> [TASK DETAILS] Whenever "Ehemann" appears in a line of the entries below, that line counts; give the total only.

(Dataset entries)

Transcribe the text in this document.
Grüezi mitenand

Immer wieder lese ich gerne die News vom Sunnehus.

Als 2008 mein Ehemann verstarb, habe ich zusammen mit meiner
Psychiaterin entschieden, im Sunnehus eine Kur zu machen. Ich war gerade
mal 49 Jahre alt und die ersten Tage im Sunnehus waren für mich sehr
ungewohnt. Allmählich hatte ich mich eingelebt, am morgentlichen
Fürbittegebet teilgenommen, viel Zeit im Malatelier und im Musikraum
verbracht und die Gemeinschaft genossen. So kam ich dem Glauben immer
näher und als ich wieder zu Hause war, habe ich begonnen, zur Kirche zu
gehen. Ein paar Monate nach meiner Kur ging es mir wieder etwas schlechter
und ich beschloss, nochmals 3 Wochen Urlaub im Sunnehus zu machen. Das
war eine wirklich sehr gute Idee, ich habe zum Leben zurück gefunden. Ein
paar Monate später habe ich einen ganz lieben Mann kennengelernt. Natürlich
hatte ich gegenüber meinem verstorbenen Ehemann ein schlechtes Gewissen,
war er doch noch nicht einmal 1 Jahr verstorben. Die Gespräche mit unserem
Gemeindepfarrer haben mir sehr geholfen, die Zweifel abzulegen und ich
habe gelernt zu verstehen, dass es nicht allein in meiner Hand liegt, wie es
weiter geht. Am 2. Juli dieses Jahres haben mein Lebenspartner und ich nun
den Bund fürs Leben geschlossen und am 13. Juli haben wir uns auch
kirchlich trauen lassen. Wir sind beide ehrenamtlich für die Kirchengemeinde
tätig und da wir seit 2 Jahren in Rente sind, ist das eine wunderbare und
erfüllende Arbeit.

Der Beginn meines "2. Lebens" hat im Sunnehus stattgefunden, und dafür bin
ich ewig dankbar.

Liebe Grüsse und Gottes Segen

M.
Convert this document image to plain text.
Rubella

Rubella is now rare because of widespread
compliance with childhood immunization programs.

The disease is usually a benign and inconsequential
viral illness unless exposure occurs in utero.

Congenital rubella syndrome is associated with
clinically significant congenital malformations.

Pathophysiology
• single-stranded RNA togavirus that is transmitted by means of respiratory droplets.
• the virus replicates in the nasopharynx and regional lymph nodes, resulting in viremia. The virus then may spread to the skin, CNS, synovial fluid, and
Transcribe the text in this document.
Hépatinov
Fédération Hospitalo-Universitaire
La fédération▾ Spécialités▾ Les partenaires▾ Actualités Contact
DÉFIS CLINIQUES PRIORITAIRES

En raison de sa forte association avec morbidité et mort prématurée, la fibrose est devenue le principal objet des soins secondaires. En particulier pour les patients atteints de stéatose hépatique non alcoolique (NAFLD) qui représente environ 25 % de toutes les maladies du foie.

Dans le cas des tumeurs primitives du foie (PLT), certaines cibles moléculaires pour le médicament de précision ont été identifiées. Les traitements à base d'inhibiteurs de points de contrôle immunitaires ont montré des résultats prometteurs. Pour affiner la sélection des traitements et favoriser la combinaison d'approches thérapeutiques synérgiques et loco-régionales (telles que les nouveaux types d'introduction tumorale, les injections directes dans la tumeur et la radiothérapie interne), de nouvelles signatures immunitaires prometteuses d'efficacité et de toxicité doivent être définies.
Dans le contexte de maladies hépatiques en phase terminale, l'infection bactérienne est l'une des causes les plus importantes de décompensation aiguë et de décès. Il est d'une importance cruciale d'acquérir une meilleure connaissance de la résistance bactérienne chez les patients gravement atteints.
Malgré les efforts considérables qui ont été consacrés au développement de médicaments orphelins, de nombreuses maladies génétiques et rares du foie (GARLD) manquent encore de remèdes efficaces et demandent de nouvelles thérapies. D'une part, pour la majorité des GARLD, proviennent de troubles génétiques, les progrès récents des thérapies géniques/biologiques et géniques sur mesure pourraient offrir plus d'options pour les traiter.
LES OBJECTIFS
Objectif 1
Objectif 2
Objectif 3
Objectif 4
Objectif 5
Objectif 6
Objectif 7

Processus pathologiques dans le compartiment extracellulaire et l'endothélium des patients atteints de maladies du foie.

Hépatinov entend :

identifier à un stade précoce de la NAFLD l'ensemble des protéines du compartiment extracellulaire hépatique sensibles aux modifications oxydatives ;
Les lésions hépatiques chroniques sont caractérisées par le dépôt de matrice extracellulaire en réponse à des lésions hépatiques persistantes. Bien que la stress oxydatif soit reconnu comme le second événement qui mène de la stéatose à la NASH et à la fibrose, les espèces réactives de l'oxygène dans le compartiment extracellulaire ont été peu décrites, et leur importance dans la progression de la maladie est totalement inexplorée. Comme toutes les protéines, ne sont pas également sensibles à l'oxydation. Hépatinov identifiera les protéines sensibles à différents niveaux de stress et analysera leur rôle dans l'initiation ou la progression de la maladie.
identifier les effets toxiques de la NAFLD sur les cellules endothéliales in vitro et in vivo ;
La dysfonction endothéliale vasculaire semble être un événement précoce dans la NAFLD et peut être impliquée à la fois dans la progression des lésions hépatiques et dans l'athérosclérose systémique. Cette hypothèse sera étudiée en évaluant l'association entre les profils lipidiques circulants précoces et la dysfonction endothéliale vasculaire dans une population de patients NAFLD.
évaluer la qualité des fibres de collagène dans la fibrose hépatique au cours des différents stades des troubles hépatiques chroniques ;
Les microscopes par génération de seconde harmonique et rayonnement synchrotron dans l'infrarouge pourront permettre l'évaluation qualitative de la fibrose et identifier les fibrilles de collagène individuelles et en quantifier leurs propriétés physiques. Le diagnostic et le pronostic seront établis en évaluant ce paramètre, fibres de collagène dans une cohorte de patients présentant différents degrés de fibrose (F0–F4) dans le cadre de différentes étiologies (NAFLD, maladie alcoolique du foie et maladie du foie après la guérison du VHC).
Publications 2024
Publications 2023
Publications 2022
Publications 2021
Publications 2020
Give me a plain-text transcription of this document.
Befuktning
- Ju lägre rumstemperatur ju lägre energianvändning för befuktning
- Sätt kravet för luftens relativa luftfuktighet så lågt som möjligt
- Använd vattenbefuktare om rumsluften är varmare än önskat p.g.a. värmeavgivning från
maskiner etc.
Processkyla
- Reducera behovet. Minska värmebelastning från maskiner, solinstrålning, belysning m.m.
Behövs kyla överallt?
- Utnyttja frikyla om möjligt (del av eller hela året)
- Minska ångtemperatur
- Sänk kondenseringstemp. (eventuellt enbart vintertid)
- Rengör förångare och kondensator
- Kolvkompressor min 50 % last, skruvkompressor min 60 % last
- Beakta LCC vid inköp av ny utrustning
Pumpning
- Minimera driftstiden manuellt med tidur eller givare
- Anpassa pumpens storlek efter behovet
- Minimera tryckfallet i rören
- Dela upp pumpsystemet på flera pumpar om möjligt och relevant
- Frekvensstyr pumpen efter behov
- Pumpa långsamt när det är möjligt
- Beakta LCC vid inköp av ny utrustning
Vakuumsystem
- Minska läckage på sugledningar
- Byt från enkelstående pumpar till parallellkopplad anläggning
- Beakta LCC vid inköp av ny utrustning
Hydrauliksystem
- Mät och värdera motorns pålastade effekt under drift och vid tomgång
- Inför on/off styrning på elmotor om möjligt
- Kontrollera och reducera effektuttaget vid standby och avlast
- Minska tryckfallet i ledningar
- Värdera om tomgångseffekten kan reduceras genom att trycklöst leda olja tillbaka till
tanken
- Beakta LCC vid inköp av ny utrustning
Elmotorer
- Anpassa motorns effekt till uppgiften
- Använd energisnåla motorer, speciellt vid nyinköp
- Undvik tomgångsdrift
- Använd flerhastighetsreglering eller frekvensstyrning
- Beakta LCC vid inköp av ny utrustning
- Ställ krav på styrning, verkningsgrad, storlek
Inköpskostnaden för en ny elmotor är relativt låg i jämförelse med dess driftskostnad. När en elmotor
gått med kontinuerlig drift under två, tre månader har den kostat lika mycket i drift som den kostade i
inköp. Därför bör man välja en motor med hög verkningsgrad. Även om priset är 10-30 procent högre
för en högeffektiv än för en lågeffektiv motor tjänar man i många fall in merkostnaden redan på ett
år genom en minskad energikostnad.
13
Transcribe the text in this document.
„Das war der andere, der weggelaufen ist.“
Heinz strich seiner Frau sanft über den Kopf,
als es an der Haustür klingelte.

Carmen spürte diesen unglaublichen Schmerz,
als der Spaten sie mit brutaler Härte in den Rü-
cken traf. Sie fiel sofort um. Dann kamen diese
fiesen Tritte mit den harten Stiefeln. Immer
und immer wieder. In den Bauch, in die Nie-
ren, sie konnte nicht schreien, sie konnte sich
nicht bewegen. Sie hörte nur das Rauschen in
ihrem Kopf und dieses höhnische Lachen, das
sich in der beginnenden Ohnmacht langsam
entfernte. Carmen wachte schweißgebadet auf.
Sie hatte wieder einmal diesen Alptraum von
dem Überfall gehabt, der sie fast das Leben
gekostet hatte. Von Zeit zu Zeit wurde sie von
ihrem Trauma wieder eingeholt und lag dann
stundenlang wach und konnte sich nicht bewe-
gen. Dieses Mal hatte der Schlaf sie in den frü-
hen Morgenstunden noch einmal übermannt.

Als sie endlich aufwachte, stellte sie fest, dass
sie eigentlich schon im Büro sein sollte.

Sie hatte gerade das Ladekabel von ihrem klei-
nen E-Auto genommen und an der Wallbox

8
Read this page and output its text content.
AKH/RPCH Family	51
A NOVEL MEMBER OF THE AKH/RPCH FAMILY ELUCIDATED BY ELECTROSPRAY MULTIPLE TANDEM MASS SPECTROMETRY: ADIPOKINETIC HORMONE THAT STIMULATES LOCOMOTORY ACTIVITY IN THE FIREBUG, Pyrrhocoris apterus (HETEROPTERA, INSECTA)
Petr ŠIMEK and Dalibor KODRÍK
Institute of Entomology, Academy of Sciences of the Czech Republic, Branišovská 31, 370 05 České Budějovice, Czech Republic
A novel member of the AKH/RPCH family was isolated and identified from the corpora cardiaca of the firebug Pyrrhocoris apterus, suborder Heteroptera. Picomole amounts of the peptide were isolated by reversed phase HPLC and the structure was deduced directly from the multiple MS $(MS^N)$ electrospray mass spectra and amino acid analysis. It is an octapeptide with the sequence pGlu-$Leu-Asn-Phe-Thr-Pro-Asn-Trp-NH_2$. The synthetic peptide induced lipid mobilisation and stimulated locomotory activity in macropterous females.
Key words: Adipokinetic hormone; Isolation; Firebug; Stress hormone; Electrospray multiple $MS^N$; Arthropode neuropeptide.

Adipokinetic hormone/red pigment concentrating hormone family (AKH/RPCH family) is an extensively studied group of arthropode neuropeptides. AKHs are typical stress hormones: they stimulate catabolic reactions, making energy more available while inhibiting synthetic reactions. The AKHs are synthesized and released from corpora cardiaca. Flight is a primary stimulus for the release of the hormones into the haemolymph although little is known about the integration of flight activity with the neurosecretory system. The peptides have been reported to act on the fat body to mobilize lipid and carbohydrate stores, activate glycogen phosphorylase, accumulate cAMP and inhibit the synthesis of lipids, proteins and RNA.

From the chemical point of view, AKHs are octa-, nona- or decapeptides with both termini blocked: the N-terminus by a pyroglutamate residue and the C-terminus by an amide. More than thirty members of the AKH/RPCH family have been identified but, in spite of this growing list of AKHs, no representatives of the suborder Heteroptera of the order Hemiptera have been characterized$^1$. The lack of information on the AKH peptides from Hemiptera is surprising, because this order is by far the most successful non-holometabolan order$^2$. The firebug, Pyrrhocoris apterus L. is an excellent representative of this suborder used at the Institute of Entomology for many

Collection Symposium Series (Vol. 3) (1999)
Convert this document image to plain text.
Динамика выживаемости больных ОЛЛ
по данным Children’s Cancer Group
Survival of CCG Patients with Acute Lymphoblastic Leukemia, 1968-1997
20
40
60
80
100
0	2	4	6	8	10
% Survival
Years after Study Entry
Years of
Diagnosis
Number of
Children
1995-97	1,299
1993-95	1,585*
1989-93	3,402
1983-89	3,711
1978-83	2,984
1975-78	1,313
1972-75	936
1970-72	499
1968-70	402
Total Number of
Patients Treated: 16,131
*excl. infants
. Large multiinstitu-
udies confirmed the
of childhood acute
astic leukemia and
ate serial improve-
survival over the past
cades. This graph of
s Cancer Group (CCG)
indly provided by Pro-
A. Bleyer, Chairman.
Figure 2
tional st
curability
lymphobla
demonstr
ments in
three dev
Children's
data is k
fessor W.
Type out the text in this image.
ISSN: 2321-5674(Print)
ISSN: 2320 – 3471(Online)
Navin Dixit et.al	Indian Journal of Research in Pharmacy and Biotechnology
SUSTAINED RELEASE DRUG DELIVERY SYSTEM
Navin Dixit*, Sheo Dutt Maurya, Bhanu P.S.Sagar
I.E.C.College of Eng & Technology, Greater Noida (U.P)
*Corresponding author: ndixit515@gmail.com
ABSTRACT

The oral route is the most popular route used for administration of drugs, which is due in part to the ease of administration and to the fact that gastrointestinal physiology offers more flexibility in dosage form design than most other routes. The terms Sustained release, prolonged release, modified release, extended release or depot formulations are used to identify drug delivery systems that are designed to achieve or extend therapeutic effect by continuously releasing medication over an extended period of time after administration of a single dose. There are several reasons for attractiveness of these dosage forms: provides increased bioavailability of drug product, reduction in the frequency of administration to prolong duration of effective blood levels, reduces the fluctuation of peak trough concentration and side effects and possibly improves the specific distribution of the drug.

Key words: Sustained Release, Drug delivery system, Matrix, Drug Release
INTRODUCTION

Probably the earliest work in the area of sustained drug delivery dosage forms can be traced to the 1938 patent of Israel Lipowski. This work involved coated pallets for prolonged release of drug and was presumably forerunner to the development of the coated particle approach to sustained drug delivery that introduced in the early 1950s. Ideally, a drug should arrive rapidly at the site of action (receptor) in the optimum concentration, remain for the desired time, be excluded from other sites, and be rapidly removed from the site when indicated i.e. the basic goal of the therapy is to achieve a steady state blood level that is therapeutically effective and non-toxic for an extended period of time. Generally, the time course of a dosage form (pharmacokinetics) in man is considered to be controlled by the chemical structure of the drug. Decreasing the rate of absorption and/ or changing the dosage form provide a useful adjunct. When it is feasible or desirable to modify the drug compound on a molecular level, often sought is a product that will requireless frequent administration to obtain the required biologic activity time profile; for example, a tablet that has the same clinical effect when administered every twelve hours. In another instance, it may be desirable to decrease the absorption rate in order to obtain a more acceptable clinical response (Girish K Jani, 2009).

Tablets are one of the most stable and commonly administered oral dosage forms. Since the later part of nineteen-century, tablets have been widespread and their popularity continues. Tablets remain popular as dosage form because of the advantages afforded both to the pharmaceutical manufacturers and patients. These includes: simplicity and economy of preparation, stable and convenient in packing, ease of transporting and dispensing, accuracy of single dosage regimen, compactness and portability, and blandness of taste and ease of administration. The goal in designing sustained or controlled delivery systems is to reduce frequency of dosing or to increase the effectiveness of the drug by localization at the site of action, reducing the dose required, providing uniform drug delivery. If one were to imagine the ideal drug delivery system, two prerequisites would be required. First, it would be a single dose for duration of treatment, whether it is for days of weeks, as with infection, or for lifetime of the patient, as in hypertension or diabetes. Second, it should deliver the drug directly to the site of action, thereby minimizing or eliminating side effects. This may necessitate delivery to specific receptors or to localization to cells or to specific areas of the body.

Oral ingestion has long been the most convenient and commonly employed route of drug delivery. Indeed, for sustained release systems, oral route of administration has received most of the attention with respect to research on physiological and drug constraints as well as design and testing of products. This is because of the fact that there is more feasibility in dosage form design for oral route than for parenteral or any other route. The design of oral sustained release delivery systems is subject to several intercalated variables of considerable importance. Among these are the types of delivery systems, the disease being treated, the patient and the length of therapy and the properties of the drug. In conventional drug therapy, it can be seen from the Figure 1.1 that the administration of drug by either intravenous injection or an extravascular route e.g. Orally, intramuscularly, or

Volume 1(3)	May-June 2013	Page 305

> [YOUR RESPONSE] 2